▶ **TASK TO CARRY OUT**
In the data below, find every line that has the string "this", and copy it.

▶ **ITEMS**
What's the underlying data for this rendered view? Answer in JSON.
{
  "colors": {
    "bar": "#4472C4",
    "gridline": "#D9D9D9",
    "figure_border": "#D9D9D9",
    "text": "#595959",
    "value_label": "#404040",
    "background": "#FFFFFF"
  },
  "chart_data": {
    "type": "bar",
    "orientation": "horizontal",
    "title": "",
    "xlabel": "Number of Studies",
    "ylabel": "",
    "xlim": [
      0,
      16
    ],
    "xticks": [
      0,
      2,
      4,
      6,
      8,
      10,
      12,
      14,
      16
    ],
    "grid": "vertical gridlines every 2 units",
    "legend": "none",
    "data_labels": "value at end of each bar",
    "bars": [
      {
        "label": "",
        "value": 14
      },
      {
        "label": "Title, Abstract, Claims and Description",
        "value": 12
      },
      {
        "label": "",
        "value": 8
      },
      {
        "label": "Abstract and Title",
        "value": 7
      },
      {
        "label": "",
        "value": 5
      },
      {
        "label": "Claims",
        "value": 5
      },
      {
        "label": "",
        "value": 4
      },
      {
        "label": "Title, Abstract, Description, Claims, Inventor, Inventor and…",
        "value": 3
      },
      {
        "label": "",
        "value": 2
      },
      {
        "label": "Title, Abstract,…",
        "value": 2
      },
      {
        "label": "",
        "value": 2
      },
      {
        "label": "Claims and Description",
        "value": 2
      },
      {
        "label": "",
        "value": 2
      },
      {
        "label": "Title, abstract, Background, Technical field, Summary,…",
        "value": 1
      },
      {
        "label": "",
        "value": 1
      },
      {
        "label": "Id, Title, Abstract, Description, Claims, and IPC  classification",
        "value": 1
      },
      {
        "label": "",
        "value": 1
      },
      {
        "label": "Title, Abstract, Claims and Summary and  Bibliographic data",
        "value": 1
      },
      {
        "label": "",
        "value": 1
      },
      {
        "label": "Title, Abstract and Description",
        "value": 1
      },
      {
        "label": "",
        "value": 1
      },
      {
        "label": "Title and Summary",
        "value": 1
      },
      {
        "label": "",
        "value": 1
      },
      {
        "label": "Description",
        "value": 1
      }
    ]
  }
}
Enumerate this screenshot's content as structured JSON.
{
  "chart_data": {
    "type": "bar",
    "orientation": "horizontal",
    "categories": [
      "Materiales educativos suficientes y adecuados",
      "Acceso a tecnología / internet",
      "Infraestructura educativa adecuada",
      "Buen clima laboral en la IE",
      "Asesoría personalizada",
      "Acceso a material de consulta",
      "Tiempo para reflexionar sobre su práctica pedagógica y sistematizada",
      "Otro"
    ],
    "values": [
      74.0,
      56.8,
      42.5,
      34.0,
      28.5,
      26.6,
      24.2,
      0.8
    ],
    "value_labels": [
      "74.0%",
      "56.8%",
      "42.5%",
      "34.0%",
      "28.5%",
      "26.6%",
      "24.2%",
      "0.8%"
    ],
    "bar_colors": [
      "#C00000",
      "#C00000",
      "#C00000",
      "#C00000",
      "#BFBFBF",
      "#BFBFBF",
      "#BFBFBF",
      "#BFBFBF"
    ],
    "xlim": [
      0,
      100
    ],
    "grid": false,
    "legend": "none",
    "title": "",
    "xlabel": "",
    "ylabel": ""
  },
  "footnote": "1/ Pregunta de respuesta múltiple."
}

▶ **TASK SOLUTION**
What's the underlying data for this rendered view? Answer in JSON.
Enumerate this screenshot's content as structured JSON.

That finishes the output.